**Data listing:**
__________________________________________________

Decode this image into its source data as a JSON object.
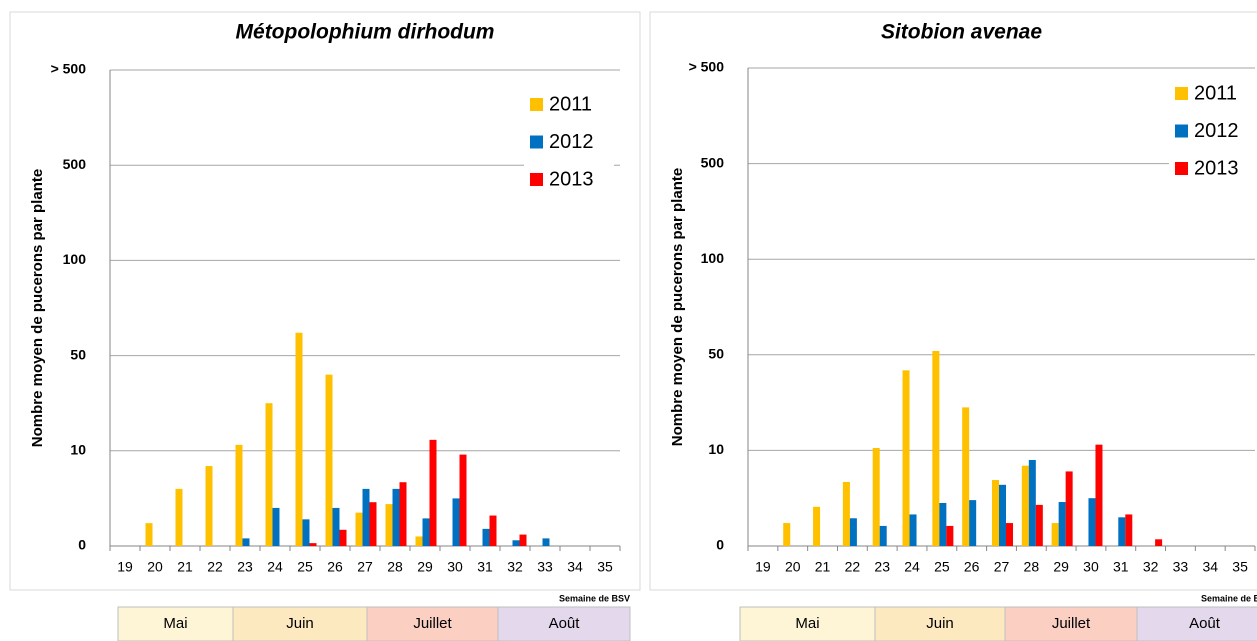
{
  "chart_data": [
    {
      "type": "bar",
      "title": "Métopolophium dirhodum",
      "y_label": "Nombre moyen de pucerons par plante",
      "x_label": "Semaine de BSV",
      "y_scale": "piecewise",
      "grid": true,
      "legend": "upper right",
      "categories": [
        "19",
        "20",
        "21",
        "22",
        "23",
        "24",
        "25",
        "26",
        "27",
        "28",
        "29",
        "30",
        "31",
        "32",
        "33",
        "34",
        "35"
      ],
      "series": [
        {
          "name": "2011",
          "color": "#ffc000",
          "values": [
            0,
            2.4,
            6,
            8.4,
            12.5,
            30,
            62,
            42,
            3.5,
            4.4,
            1,
            0,
            0,
            0,
            0,
            0,
            0
          ]
        },
        {
          "name": "2012",
          "color": "#0070c0",
          "values": [
            0,
            0,
            0,
            0,
            0.8,
            4,
            2.8,
            4,
            6,
            6,
            2.9,
            5,
            1.8,
            0.6,
            0.8,
            0,
            0
          ]
        },
        {
          "name": "2013",
          "color": "#ff0000",
          "values": [
            0,
            0,
            0,
            0,
            0,
            0,
            0.3,
            1.7,
            4.6,
            6.7,
            14.6,
            9.6,
            3.2,
            1.2,
            0,
            0,
            0
          ]
        }
      ],
      "ylim": [
        0,
        1000
      ],
      "yticks": [
        0,
        10,
        50,
        100,
        500,
        {
          "value": 1000,
          "label": "> 500"
        }
      ],
      "months": [
        {
          "name": "Mai",
          "color": "#fdf5d6"
        },
        {
          "name": "Juin",
          "color": "#fde9c0"
        },
        {
          "name": "Juillet",
          "color": "#fbd0c2"
        },
        {
          "name": "Août",
          "color": "#e4d8ec"
        }
      ]
    },
    {
      "type": "bar",
      "title": "Sitobion avenae",
      "y_label": "Nombre moyen de pucerons par plante",
      "x_label": "Semaine de BSV",
      "y_scale": "piecewise",
      "grid": true,
      "legend": "upper right",
      "categories": [
        "19",
        "20",
        "21",
        "22",
        "23",
        "24",
        "25",
        "26",
        "27",
        "28",
        "29",
        "30",
        "31",
        "32",
        "33",
        "34",
        "35"
      ],
      "series": [
        {
          "name": "2011",
          "color": "#ffc000",
          "values": [
            0,
            2.4,
            4.1,
            6.7,
            11,
            43.5,
            52,
            28,
            6.9,
            8.4,
            2.4,
            0,
            0,
            0,
            0,
            0,
            0
          ]
        },
        {
          "name": "2012",
          "color": "#0070c0",
          "values": [
            0,
            0,
            0,
            2.9,
            2.1,
            3.3,
            4.5,
            4.8,
            6.4,
            9,
            4.6,
            5,
            3,
            0,
            0,
            0,
            0
          ]
        },
        {
          "name": "2013",
          "color": "#ff0000",
          "values": [
            0,
            0,
            0,
            0,
            0,
            0,
            2.1,
            0,
            2.4,
            4.3,
            7.8,
            12.4,
            3.3,
            0.7,
            0,
            0,
            0
          ]
        }
      ],
      "ylim": [
        0,
        1000
      ],
      "yticks": [
        0,
        10,
        50,
        100,
        500,
        {
          "value": 1000,
          "label": "> 500"
        }
      ],
      "months": [
        {
          "name": "Mai",
          "color": "#fdf5d6"
        },
        {
          "name": "Juin",
          "color": "#fde9c0"
        },
        {
          "name": "Juillet",
          "color": "#fbd0c2"
        },
        {
          "name": "Août",
          "color": "#e4d8ec"
        }
      ]
    }
  ]
}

__________________________________________________

**To do:** Above are the records; reproduce them exactly and leave out the pictures.

**Result of this task:**
Decode this image into its source data as a JSON object.
{
  "chart_data": [
    {
      "type": "bar",
      "title": "Métopolophium dirhodum",
      "y_label": "Nombre moyen de pucerons par plante",
      "x_label": "Semaine de BSV",
      "y_scale": "piecewise",
      "grid": true,
      "legend": "upper right",
      "categories": [
        "19",
        "20",
        "21",
        "22",
        "23",
        "24",
        "25",
        "26",
        "27",
        "28",
        "29",
        "30",
        "31",
        "32",
        "33",
        "34",
        "35"
      ],
      "series": [
        {
          "name": "2011",
          "color": "#ffc000",
          "values": [
            0,
            2.4,
            6,
            8.4,
            12.5,
            30,
            62,
            42,
            3.5,
            4.4,
            1,
            0,
            0,
            0,
            0,
            0,
            0
          ]
        },
        {
          "name": "2012",
          "color": "#0070c0",
          "values": [
            0,
            0,
            0,
            0,
            0.8,
            4,
            2.8,
            4,
            6,
            6,
            2.9,
            5,
            1.8,
            0.6,
            0.8,
            0,
            0
          ]
        },
        {
          "name": "2013",
          "color": "#ff0000",
          "values": [
            0,
            0,
            0,
            0,
            0,
            0,
            0.3,
            1.7,
            4.6,
            6.7,
            14.6,
            9.6,
            3.2,
            1.2,
            0,
            0,
            0
          ]
        }
      ],
      "ylim": [
        0,
        1000
      ],
      "yticks": [
        0,
        10,
        50,
        100,
        500,
        {
          "value": 1000,
          "label": "> 500"
        }
      ],
      "months": [
        {
          "name": "Mai",
          "color": "#fdf5d6"
        },
        {
          "name": "Juin",
          "color": "#fde9c0"
        },
        {
          "name": "Juillet",
          "color": "#fbd0c2"
        },
        {
          "name": "Août",
          "color": "#e4d8ec"
        }
      ]
    },
    {
      "type": "bar",
      "title": "Sitobion avenae",
      "y_label": "Nombre moyen de pucerons par plante",
      "x_label": "Semaine de BSV",
      "y_scale": "piecewise",
      "grid": true,
      "legend": "upper right",
      "categories": [
        "19",
        "20",
        "21",
        "22",
        "23",
        "24",
        "25",
        "26",
        "27",
        "28",
        "29",
        "30",
        "31",
        "32",
        "33",
        "34",
        "35"
      ],
      "series": [
        {
          "name": "2011",
          "color": "#ffc000",
          "values": [
            0,
            2.4,
            4.1,
            6.7,
            11,
            43.5,
            52,
            28,
            6.9,
            8.4,
            2.4,
            0,
            0,
            0,
            0,
            0,
            0
          ]
        },
        {
          "name": "2012",
          "color": "#0070c0",
          "values": [
            0,
            0,
            0,
            2.9,
            2.1,
            3.3,
            4.5,
            4.8,
            6.4,
            9,
            4.6,
            5,
            3,
            0,
            0,
            0,
            0
          ]
        },
        {
          "name": "2013",
          "color": "#ff0000",
          "values": [
            0,
            0,
            0,
            0,
            0,
            0,
            2.1,
            0,
            2.4,
            4.3,
            7.8,
            12.4,
            3.3,
            0.7,
            0,
            0,
            0
          ]
        }
      ],
      "ylim": [
        0,
        1000
      ],
      "yticks": [
        0,
        10,
        50,
        100,
        500,
        {
          "value": 1000,
          "label": "> 500"
        }
      ],
      "months": [
        {
          "name": "Mai",
          "color": "#fdf5d6"
        },
        {
          "name": "Juin",
          "color": "#fde9c0"
        },
        {
          "name": "Juillet",
          "color": "#fbd0c2"
        },
        {
          "name": "Août",
          "color": "#e4d8ec"
        }
      ]
    }
  ]
}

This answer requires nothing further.